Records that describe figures
————————

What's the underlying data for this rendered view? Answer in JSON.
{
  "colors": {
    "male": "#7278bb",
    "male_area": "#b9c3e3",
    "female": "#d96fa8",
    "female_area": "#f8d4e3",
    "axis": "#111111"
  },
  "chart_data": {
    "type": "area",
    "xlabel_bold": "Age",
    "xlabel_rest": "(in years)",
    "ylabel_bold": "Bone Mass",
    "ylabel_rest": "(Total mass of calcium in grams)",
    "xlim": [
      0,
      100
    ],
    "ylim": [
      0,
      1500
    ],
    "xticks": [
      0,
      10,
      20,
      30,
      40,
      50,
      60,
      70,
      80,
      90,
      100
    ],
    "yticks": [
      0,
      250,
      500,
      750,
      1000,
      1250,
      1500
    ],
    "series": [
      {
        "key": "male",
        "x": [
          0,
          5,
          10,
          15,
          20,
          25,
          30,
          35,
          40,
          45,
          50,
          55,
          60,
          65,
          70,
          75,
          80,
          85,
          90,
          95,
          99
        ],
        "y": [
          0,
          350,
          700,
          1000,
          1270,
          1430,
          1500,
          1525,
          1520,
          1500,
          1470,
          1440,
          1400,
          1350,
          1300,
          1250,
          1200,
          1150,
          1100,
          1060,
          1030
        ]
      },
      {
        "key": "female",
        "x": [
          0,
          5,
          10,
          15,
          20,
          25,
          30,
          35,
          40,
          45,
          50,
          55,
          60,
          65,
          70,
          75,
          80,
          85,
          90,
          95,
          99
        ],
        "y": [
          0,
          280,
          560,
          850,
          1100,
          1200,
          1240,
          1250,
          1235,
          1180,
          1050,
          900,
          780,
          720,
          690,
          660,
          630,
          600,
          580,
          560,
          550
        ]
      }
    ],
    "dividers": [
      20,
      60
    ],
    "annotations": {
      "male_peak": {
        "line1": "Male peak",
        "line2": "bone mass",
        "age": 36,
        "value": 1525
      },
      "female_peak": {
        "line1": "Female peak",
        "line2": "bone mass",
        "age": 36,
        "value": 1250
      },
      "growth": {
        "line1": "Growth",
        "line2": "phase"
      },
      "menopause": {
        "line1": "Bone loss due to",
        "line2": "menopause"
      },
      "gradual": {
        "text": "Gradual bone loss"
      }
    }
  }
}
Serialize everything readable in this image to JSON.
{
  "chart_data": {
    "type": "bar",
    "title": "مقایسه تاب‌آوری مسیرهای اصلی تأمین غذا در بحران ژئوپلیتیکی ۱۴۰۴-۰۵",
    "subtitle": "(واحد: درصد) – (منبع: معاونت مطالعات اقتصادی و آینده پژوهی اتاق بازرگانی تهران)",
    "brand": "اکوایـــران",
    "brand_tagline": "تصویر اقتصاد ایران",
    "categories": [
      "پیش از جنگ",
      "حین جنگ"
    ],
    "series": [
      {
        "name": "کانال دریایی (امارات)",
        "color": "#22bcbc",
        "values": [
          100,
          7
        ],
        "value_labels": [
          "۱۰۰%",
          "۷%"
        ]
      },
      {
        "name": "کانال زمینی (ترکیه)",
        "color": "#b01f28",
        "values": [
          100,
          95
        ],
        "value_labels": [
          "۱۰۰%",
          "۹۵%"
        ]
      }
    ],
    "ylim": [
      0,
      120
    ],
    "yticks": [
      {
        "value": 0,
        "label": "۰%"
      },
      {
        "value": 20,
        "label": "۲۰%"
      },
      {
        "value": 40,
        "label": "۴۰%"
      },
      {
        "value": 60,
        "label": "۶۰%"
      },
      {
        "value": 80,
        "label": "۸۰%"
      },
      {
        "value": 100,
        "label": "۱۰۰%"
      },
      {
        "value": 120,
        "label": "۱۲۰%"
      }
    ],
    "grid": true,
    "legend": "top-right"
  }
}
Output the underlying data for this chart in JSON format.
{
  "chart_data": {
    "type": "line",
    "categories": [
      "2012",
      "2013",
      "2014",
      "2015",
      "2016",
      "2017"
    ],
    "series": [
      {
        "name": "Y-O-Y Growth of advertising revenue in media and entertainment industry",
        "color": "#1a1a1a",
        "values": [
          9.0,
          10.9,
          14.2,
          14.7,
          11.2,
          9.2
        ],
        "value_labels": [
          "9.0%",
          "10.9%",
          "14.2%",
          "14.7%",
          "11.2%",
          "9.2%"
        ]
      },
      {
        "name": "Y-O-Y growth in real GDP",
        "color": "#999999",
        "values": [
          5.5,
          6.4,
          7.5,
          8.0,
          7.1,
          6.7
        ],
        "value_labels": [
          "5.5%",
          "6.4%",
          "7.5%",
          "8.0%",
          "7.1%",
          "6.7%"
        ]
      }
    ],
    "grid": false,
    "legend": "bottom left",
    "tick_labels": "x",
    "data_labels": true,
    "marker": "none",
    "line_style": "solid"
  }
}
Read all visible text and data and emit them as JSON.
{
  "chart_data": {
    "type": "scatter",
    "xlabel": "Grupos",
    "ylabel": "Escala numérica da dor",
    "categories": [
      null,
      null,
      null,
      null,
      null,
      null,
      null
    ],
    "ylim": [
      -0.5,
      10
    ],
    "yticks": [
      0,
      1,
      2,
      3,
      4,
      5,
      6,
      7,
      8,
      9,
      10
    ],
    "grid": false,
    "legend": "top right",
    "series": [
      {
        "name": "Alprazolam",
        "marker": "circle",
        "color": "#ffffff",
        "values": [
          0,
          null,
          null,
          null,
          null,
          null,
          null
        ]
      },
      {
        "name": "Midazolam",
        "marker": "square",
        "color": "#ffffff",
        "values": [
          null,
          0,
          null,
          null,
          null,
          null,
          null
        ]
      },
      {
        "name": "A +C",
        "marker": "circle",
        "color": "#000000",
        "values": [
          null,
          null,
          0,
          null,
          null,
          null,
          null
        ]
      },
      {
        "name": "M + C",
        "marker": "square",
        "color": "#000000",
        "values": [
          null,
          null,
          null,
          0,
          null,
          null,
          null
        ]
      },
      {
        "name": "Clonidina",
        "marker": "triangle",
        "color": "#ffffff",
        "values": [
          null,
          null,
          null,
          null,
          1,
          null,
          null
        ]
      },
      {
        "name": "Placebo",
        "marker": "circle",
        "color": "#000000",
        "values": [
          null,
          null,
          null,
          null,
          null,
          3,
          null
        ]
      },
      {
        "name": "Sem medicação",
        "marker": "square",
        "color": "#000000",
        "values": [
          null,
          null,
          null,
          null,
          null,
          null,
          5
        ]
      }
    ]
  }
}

————————

## Stated problem
List all lines holding the string "کانال".

## Final result
        "name": "کانال دریایی (امارات)",
        "name": "کانال زمینی (ترکیه)",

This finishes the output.